(Records supplied)
###

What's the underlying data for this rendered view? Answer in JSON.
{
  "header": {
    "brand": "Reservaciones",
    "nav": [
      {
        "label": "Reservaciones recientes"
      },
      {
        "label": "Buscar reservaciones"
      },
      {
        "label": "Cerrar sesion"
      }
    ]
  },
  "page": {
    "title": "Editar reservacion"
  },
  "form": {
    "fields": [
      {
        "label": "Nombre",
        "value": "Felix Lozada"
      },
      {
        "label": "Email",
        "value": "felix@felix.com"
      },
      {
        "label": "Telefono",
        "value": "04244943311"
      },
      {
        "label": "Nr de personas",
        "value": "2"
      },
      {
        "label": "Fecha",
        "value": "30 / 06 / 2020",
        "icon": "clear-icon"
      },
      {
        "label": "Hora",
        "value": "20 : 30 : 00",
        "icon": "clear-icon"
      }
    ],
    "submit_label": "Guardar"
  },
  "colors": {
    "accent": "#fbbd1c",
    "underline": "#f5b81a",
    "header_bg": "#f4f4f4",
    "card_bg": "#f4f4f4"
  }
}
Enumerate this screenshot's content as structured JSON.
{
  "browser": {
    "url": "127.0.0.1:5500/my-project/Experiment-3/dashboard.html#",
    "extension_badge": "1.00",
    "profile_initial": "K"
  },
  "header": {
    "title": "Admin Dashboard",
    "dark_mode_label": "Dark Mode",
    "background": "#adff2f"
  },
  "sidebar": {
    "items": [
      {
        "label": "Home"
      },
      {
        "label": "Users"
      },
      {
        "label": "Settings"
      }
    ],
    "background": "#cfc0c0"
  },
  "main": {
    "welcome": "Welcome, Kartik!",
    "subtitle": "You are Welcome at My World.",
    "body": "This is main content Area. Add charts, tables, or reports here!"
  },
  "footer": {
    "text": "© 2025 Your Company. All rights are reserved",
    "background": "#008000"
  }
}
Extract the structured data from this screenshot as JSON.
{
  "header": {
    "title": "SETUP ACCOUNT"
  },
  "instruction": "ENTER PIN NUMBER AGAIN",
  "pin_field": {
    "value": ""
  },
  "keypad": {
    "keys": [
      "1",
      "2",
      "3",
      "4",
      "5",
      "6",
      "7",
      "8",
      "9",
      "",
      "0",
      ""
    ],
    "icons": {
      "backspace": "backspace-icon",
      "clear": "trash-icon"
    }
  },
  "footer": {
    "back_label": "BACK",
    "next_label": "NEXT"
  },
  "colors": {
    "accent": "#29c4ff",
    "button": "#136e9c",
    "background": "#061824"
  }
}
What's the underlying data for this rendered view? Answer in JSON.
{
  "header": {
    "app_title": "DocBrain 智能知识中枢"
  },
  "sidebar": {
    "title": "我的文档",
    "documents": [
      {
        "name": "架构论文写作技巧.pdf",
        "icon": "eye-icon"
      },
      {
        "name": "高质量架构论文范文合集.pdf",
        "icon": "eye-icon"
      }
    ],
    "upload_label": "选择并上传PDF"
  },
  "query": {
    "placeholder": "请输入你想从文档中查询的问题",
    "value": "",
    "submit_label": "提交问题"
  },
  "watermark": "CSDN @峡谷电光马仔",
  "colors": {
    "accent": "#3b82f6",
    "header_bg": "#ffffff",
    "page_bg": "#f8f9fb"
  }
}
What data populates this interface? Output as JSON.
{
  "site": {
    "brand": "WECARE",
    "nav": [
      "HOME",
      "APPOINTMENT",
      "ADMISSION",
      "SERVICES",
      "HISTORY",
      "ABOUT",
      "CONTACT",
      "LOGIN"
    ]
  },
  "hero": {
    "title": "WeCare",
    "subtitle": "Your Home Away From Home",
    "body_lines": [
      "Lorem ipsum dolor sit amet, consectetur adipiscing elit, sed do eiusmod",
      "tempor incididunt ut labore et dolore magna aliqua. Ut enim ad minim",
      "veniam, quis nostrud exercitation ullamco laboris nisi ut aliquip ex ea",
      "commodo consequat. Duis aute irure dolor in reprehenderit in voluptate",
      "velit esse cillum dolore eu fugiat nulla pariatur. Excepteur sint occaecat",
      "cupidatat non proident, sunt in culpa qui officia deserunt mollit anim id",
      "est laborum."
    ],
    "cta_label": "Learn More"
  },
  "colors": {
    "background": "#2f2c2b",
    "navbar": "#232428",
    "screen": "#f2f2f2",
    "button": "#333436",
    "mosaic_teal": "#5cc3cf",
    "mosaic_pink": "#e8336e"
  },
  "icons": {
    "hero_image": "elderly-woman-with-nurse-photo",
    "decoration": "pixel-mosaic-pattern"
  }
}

###

Find each line that has the word "subtitle", then copy it out.

    "subtitle": "You are Welcome at My World.",
    "subtitle": "Your Home Away From Home",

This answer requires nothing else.